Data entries
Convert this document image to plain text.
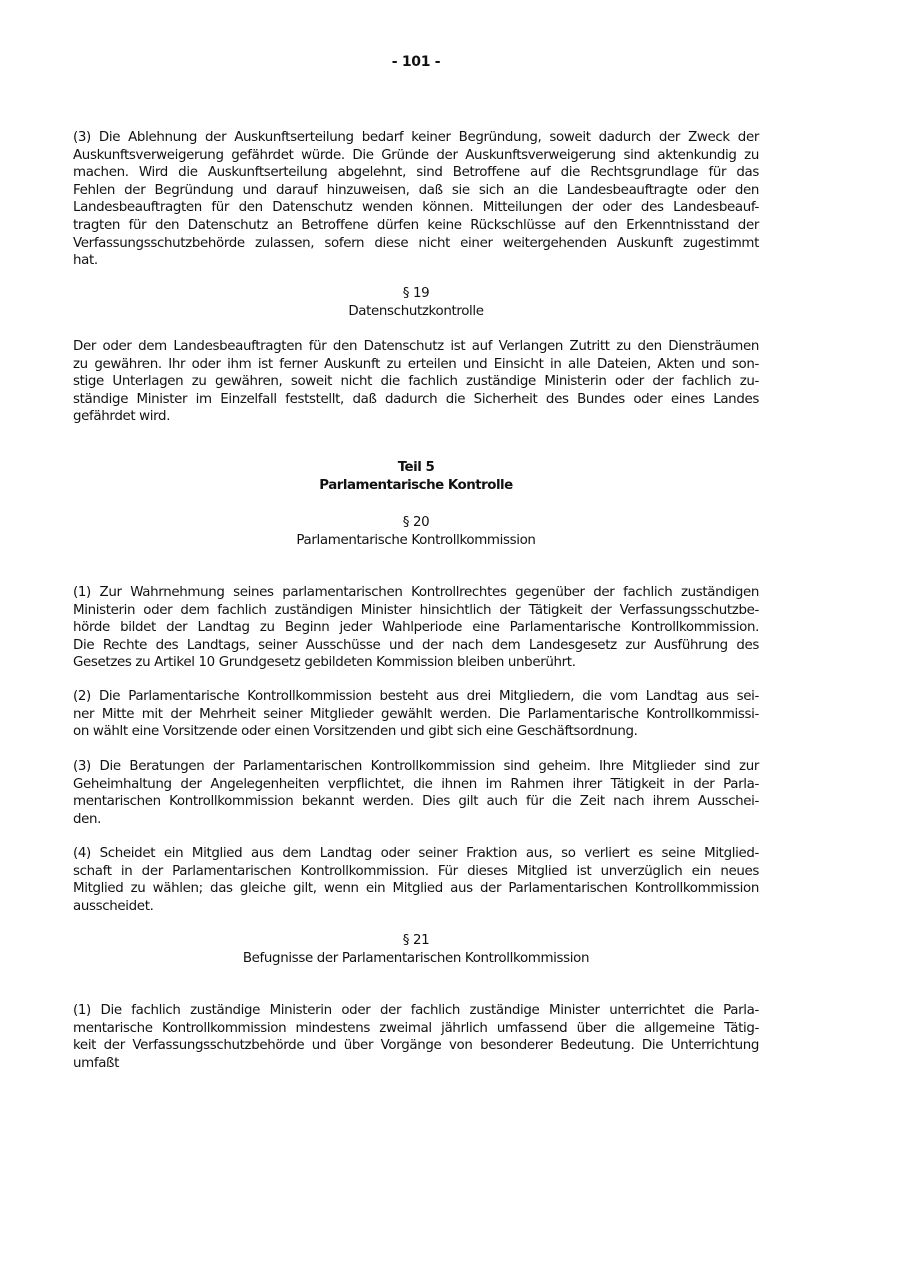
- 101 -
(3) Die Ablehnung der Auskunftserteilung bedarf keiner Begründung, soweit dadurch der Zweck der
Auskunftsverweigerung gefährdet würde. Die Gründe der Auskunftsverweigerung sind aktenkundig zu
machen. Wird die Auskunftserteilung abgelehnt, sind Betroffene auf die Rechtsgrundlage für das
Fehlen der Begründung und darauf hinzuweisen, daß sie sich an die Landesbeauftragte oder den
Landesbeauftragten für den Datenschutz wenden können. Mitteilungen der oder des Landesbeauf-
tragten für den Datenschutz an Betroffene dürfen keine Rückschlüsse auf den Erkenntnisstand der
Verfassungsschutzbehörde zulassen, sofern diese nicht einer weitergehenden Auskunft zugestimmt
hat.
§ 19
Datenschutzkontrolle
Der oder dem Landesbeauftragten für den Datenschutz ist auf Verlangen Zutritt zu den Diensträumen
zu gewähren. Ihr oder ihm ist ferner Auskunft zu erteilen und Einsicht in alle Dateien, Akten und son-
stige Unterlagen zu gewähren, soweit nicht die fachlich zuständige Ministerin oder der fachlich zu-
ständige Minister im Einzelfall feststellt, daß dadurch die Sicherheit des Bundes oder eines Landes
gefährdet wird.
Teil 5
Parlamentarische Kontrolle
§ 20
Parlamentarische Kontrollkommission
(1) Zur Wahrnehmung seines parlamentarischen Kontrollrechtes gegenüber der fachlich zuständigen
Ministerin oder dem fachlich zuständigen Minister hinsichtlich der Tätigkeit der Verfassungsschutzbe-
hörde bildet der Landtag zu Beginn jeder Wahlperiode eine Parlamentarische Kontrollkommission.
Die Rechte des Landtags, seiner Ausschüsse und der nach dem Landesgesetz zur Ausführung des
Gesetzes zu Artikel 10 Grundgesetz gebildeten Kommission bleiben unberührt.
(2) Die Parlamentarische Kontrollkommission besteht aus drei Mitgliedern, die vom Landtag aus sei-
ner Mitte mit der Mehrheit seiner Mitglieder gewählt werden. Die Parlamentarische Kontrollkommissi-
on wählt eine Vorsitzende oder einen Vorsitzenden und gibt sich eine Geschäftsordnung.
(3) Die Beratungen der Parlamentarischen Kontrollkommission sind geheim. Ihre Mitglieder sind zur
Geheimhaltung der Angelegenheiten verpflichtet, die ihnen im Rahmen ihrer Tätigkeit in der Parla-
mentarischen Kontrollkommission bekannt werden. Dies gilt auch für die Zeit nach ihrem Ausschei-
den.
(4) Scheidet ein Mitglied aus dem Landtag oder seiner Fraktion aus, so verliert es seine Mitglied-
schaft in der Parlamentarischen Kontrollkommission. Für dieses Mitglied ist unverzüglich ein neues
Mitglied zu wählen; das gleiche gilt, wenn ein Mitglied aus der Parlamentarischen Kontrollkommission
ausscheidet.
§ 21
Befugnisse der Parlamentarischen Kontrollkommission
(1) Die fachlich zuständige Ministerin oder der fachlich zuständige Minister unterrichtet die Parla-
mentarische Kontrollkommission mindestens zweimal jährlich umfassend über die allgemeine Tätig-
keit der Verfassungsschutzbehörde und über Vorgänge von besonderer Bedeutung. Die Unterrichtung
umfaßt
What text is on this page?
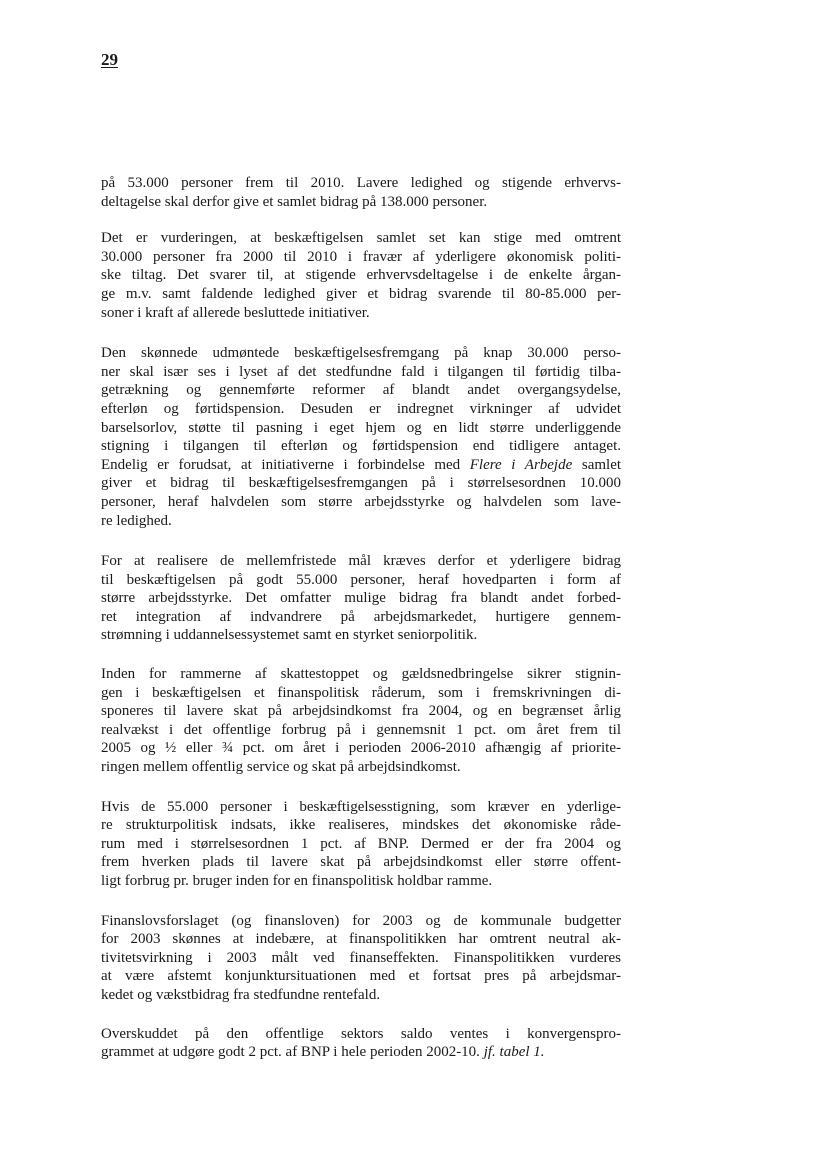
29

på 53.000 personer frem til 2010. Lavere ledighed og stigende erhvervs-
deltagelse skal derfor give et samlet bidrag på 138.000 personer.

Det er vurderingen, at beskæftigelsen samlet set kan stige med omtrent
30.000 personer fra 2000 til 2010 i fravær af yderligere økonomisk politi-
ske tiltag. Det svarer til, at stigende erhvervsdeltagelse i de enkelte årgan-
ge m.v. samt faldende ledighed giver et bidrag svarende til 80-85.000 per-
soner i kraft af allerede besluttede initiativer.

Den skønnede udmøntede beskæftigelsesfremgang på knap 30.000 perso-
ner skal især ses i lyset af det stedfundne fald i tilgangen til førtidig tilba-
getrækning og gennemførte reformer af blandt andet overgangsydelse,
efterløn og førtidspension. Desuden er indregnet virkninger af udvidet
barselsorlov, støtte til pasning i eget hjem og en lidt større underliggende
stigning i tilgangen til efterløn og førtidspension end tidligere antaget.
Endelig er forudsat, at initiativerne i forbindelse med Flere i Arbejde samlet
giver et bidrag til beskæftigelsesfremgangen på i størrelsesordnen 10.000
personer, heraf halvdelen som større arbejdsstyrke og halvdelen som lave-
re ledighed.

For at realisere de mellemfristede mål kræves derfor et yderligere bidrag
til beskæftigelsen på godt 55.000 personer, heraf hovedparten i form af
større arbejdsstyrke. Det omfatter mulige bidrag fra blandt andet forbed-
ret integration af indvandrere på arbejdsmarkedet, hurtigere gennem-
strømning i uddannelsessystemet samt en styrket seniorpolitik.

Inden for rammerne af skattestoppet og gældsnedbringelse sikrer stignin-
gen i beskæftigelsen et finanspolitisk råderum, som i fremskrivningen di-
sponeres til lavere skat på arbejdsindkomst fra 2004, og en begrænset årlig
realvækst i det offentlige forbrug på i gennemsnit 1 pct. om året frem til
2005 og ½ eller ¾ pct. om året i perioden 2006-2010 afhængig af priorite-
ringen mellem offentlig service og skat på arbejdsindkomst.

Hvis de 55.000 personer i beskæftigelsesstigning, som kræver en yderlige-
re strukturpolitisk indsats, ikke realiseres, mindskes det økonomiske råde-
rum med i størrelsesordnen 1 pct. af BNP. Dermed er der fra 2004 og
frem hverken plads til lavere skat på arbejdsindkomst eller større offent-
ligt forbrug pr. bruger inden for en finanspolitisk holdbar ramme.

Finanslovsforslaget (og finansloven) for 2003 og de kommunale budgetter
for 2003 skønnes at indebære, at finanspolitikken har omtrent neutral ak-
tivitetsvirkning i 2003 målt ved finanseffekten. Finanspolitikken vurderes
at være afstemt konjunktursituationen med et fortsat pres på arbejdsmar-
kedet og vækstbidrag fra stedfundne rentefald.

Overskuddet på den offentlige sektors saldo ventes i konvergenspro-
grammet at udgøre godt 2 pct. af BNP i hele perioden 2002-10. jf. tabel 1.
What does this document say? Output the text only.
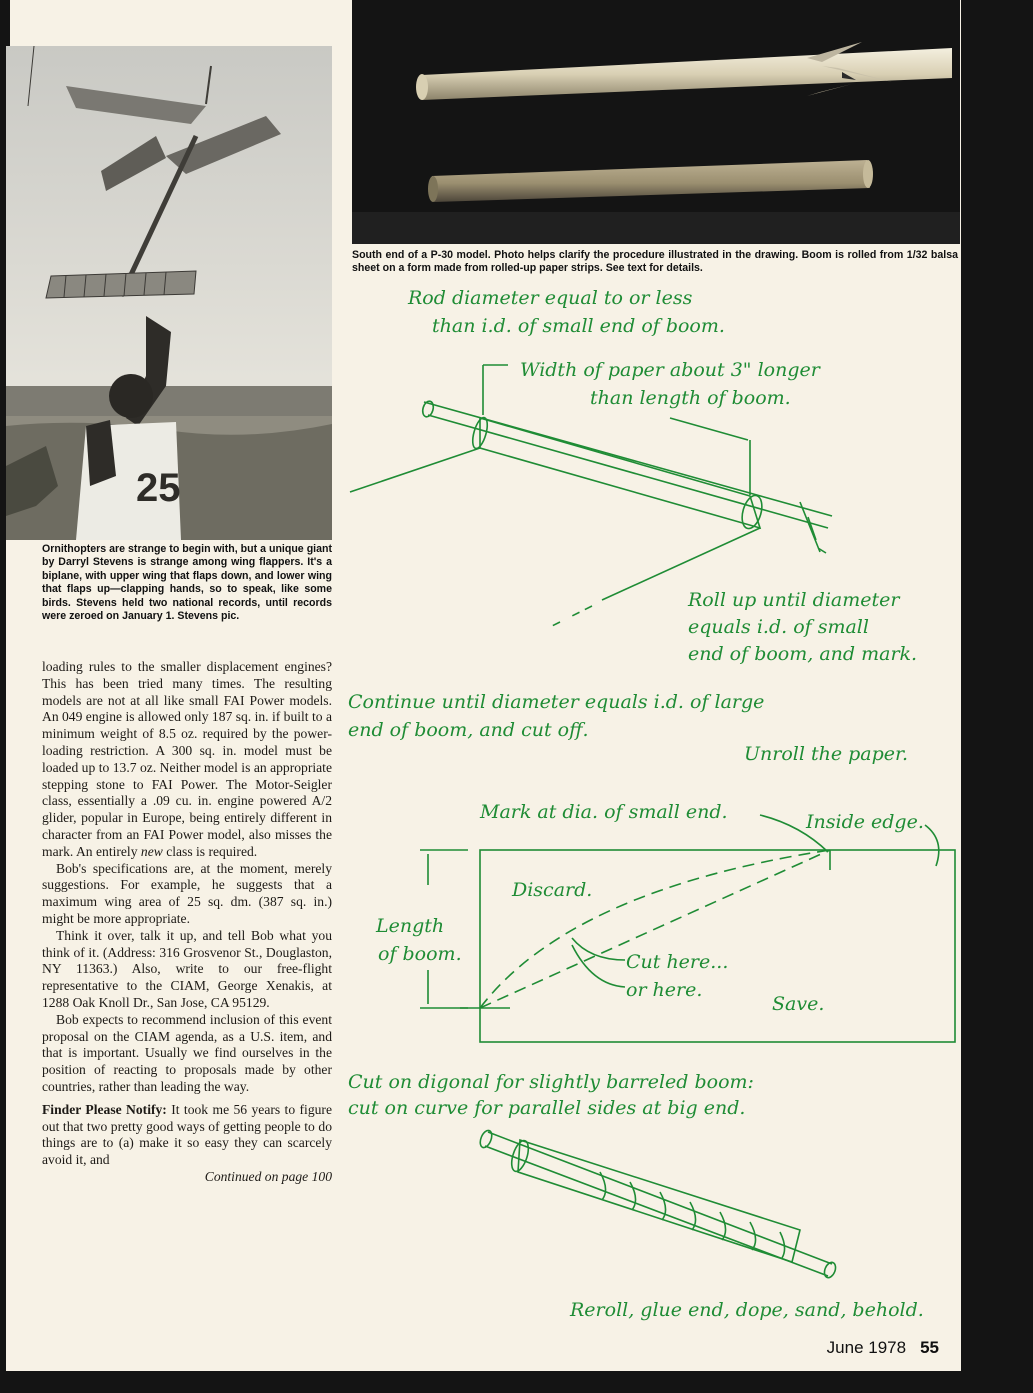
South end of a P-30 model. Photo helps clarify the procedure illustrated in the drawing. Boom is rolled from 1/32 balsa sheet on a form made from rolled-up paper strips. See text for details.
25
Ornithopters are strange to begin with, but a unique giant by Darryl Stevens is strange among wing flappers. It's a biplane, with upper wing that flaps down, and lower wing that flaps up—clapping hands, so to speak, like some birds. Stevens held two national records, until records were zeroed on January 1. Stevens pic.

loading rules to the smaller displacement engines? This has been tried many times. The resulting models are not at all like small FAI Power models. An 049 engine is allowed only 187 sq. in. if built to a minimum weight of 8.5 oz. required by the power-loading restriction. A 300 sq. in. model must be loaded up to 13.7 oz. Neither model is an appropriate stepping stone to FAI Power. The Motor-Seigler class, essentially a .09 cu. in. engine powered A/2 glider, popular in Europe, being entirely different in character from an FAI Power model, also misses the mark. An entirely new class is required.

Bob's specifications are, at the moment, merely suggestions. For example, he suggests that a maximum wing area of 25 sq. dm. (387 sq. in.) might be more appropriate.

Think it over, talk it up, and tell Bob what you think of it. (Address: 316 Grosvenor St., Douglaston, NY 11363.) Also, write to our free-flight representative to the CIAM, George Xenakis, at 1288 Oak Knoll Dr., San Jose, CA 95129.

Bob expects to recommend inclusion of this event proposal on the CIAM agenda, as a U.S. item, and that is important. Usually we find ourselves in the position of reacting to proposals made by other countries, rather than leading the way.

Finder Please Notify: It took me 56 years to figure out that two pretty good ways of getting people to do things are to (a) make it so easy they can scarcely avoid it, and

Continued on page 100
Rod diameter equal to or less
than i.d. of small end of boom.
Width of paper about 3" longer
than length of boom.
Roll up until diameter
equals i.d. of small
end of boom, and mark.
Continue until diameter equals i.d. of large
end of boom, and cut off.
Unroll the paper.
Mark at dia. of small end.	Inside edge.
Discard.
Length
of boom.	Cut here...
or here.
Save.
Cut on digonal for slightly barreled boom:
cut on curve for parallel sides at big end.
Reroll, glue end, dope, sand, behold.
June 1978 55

The problem: Return every line above in which the string "werden" occurs.

Reply to the exercise:
ner Mitte mit der Mehrheit seiner Mitglieder gewählt werden. Die Parlamentarische Kontrollkommissi-
mentarischen Kontrollkommission bekannt werden. Dies gilt auch für die Zeit nach ihrem Ausschei-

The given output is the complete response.